TASK INSTRUCTIONS:
Look through the material below for "JSON". Copy every line that contains it.

RAW DATA:
■ ■ ■ ■ ■
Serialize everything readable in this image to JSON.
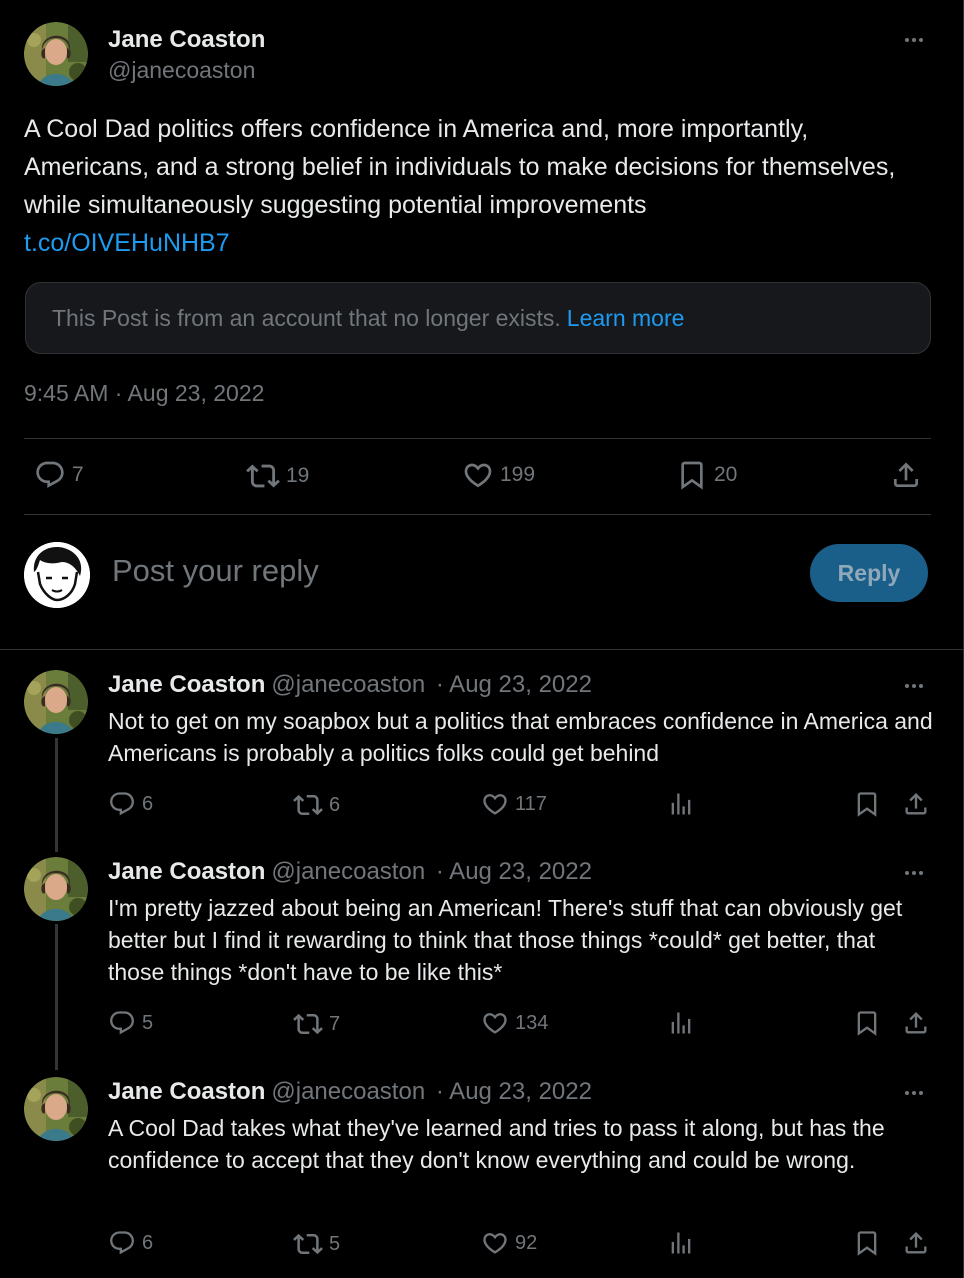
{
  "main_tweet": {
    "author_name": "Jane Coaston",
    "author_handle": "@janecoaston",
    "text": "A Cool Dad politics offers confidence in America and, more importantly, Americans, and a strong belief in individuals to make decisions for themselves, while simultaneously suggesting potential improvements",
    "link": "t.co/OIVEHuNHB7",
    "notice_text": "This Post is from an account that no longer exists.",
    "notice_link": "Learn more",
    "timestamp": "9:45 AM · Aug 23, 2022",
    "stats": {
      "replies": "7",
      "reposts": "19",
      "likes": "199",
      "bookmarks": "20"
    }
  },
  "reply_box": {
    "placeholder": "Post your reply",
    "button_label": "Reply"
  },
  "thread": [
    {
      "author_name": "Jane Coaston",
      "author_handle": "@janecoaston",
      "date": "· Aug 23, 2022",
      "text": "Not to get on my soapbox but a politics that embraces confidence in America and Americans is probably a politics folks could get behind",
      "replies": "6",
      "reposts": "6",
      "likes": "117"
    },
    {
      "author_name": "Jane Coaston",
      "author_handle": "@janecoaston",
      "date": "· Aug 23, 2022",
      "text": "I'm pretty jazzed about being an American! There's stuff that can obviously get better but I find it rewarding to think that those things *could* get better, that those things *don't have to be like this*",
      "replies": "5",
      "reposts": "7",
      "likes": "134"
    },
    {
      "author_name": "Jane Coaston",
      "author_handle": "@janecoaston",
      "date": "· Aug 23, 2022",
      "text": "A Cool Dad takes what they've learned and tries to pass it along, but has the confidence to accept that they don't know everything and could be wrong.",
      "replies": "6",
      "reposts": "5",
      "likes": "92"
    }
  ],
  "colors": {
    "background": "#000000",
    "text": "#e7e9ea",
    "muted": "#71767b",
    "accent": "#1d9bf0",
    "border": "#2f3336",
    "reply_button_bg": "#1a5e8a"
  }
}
■ ■ ■ ■ ■
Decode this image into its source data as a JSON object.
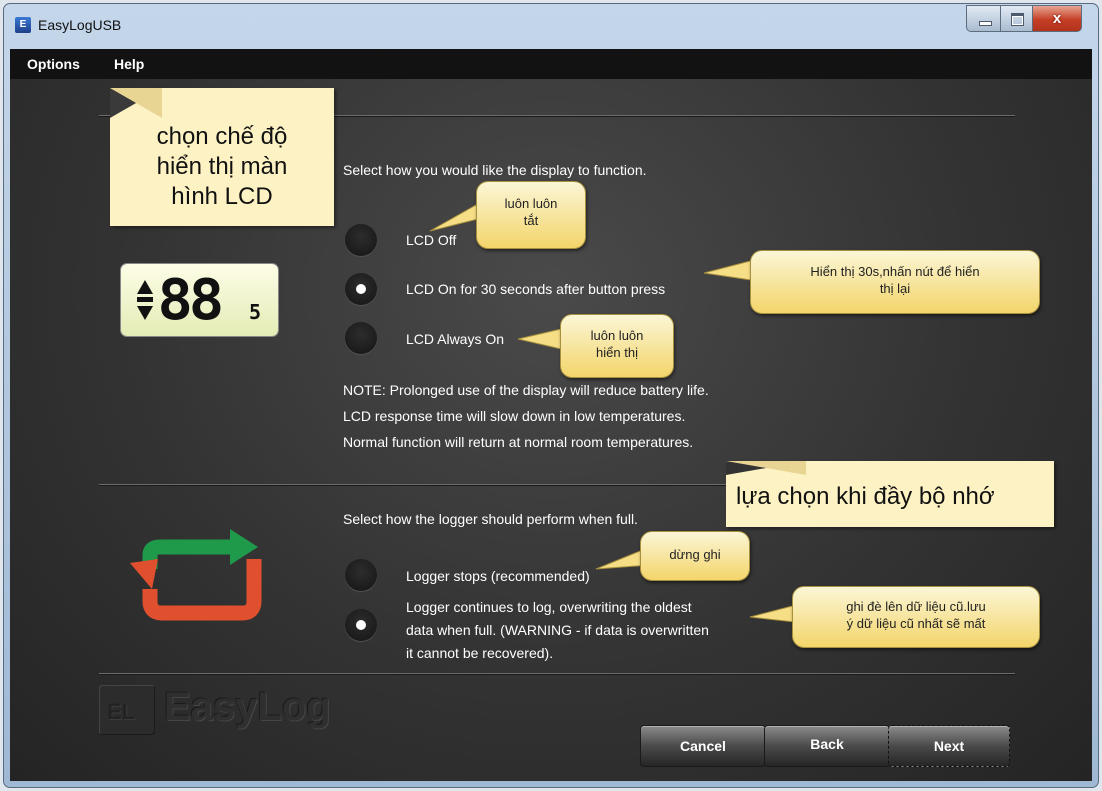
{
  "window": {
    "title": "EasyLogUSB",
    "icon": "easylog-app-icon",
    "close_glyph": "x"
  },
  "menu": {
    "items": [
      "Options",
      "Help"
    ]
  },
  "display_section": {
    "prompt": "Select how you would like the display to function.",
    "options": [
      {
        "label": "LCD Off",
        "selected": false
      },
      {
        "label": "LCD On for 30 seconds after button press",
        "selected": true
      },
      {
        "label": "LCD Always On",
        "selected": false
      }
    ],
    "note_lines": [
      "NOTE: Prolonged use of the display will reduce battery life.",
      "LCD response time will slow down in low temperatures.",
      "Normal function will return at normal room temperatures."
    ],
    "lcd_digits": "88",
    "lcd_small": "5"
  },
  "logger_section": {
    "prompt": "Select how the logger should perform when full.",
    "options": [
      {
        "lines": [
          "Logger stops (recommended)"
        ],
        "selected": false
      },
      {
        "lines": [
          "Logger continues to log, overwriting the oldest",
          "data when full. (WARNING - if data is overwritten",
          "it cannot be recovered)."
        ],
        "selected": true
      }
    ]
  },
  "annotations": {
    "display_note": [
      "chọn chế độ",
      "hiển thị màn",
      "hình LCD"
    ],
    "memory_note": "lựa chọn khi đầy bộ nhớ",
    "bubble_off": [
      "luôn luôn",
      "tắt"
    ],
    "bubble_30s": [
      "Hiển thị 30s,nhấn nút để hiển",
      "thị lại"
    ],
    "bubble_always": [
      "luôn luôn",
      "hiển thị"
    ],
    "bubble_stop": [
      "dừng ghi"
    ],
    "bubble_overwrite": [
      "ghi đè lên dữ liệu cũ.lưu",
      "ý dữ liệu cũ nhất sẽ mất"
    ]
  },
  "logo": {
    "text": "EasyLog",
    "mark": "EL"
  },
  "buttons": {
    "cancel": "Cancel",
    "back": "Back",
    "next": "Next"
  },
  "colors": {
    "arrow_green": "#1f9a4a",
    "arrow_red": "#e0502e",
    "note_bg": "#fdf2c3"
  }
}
■ ■ ■ ■ ■
RESULT OF THE EXERCISE:
Serialize everything readable in this image to JSON.
Decode this image into its source data as a JSON object.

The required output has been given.